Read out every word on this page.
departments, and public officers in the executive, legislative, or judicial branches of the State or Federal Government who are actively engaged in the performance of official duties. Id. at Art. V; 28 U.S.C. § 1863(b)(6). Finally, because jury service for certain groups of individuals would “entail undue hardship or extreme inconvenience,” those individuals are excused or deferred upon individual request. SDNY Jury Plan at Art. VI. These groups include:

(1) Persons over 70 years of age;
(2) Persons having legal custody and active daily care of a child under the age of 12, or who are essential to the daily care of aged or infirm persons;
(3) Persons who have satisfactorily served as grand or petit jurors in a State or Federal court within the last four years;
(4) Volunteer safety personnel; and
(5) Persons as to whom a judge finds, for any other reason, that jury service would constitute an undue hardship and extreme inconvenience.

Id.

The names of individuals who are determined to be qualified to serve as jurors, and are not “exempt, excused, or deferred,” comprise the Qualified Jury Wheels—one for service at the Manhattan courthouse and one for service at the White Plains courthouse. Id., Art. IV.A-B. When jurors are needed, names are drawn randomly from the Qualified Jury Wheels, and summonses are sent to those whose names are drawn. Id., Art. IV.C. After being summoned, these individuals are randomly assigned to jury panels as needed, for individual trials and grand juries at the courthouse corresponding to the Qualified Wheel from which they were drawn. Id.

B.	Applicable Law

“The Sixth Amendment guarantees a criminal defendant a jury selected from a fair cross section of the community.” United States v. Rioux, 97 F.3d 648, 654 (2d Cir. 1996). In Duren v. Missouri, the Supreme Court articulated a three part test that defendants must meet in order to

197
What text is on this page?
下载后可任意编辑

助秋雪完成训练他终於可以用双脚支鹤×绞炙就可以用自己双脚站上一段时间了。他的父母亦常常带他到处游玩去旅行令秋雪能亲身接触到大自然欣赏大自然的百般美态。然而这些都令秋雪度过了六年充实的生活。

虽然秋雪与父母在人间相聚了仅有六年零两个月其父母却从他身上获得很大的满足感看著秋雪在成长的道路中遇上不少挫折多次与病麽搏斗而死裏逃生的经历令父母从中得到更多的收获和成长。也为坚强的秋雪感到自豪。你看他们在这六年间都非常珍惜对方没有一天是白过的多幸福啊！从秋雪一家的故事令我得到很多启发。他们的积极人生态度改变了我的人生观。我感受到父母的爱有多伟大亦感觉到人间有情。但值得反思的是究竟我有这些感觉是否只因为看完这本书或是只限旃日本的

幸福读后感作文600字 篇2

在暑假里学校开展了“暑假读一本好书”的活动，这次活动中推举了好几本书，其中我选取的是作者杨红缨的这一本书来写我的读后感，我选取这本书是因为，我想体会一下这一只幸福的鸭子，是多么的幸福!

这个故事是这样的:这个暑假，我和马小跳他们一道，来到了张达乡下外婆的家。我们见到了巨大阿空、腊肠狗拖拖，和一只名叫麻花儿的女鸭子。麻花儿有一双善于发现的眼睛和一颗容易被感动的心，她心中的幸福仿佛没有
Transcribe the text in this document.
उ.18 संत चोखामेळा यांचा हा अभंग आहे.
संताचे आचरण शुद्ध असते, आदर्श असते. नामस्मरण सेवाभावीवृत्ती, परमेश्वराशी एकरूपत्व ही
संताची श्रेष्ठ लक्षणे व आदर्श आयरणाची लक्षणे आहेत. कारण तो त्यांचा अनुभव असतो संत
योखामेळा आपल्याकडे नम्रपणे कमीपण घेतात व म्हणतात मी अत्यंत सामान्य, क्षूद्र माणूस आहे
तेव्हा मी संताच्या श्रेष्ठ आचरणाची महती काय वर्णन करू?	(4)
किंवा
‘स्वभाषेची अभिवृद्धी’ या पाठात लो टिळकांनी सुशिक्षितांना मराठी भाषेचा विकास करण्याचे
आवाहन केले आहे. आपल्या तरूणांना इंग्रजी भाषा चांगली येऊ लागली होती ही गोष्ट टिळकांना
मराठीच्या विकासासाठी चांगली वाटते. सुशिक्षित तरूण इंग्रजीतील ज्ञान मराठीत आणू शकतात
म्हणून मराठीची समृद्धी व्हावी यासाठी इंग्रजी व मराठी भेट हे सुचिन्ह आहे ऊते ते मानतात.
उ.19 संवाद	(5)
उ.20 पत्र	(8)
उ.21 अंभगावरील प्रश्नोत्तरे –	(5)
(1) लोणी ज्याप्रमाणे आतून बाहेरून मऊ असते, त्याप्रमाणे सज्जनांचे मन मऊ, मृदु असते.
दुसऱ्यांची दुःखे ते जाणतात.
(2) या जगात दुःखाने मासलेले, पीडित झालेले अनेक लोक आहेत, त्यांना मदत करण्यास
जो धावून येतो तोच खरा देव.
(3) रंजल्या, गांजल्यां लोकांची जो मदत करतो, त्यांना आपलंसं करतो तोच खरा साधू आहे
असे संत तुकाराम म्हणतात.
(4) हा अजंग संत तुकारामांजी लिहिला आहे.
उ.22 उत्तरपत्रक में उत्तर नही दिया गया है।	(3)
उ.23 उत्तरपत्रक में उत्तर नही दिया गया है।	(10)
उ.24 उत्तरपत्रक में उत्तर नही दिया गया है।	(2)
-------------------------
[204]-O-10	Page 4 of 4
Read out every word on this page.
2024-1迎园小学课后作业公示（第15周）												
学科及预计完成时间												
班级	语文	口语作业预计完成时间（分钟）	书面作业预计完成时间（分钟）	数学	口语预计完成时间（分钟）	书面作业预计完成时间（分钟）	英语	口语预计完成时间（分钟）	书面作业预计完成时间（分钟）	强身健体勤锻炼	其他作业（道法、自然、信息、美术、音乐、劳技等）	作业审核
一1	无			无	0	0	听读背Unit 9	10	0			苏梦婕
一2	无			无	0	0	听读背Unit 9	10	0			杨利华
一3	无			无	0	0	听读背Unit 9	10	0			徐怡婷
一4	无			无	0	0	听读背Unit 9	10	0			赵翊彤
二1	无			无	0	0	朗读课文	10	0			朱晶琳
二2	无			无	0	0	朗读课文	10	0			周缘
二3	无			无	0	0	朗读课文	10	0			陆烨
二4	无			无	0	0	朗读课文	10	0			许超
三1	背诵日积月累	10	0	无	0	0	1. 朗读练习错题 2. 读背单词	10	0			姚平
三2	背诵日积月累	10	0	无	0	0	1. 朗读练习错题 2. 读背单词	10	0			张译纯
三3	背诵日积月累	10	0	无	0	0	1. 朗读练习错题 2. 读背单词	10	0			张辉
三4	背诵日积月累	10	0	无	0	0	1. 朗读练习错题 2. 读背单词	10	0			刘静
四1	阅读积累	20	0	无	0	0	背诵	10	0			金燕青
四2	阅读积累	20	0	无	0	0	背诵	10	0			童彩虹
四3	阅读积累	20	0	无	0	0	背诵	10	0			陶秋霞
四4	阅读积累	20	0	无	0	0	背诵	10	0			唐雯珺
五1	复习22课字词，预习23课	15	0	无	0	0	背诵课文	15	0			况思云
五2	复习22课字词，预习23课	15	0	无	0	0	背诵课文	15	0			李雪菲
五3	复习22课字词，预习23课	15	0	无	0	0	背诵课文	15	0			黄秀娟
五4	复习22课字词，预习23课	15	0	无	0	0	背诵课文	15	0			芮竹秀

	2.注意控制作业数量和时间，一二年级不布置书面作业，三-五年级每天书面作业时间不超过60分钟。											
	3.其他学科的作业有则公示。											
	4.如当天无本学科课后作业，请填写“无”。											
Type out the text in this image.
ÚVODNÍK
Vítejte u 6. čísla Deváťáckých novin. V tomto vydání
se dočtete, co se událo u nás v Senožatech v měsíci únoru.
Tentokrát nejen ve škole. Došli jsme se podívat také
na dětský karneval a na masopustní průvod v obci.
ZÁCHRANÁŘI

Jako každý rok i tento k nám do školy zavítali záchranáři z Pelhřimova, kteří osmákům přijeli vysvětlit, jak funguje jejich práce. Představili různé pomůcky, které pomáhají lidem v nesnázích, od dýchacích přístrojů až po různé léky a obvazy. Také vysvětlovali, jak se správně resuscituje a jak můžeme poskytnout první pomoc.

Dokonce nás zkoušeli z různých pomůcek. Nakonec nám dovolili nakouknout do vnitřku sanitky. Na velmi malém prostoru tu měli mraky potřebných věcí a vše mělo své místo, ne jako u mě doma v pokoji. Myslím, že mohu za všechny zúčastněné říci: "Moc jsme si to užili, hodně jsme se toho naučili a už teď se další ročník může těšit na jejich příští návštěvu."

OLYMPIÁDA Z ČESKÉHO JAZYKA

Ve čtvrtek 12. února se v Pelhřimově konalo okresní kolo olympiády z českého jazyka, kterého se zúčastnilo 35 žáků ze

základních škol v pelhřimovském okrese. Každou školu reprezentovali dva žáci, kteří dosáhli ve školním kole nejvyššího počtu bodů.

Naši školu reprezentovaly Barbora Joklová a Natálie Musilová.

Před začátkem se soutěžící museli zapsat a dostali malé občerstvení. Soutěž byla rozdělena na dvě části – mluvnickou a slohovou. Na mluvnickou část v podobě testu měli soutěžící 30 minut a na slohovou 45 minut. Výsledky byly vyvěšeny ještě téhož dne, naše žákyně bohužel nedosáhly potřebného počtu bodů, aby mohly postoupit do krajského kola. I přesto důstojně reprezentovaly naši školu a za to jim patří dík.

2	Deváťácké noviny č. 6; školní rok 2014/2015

* * *

▸ What you will do
Where a line of the records above holds the word "jsme", copy that line.

▸ Response to this task
Tentokrát nejen ve škole. Došli jsme se podívat také
Dokonce nás zkoušeli z různých pomůcek. Nakonec nám dovolili nakouknout do vnitřku sanitky. Na velmi malém prostoru tu měli mraky potřebných věcí a vše mělo své místo, ne jako u mě doma v pokoji. Myslím, že mohu za všechny zúčastněné říci: "Moc jsme si to užili, hodně jsme se toho naučili a už teď se další ročník může těšit na jejich příští návštěvu."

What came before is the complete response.